-- Challenge --
Repeat the whole listing below, word for word.
** Begin Input rows **
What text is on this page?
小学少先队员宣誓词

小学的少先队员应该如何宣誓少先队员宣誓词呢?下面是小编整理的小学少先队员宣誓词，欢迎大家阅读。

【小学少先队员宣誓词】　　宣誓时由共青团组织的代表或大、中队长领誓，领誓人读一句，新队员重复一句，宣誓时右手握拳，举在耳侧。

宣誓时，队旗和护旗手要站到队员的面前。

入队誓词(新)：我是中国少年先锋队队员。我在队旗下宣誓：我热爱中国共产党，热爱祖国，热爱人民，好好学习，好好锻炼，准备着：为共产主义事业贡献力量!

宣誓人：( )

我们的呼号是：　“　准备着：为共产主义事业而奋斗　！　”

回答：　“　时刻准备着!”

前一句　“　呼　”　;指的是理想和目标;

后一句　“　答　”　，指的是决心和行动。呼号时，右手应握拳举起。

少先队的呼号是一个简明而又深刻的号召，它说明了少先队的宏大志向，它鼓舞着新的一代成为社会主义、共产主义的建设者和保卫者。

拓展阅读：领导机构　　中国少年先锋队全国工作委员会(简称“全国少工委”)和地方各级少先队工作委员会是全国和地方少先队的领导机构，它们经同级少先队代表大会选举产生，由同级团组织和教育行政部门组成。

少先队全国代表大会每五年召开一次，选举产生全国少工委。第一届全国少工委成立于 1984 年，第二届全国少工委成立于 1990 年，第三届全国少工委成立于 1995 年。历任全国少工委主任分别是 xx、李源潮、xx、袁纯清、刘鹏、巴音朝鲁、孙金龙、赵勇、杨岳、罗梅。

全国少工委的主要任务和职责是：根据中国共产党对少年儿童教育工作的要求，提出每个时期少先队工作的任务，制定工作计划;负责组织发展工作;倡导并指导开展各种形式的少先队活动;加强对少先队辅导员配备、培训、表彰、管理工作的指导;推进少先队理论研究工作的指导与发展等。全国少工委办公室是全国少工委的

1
** End Input rows **
-- Answer to the task --
What text is on this page?
小学少先队员宣誓词

小学的少先队员应该如何宣誓少先队员宣誓词呢?下面是小编整理的小学少先队员宣誓词，欢迎大家阅读。

【小学少先队员宣誓词】　　宣誓时由共青团组织的代表或大、中队长领誓，领誓人读一句，新队员重复一句，宣誓时右手握拳，举在耳侧。

宣誓时，队旗和护旗手要站到队员的面前。

入队誓词(新)：我是中国少年先锋队队员。我在队旗下宣誓：我热爱中国共产党，热爱祖国，热爱人民，好好学习，好好锻炼，准备着：为共产主义事业贡献力量!

宣誓人：( )

我们的呼号是：　“　准备着：为共产主义事业而奋斗　！　”

回答：　“　时刻准备着!”

前一句　“　呼　”　;指的是理想和目标;

后一句　“　答　”　，指的是决心和行动。呼号时，右手应握拳举起。

少先队的呼号是一个简明而又深刻的号召，它说明了少先队的宏大志向，它鼓舞着新的一代成为社会主义、共产主义的建设者和保卫者。

拓展阅读：领导机构　　中国少年先锋队全国工作委员会(简称“全国少工委”)和地方各级少先队工作委员会是全国和地方少先队的领导机构，它们经同级少先队代表大会选举产生，由同级团组织和教育行政部门组成。

少先队全国代表大会每五年召开一次，选举产生全国少工委。第一届全国少工委成立于 1984 年，第二届全国少工委成立于 1990 年，第三届全国少工委成立于 1995 年。历任全国少工委主任分别是 xx、李源潮、xx、袁纯清、刘鹏、巴音朝鲁、孙金龙、赵勇、杨岳、罗梅。

全国少工委的主要任务和职责是：根据中国共产党对少年儿童教育工作的要求，提出每个时期少先队工作的任务，制定工作计划;负责组织发展工作;倡导并指导开展各种形式的少先队活动;加强对少先队辅导员配备、培训、表彰、管理工作的指导;推进少先队理论研究工作的指导与发展等。全国少工委办公室是全国少工委的

1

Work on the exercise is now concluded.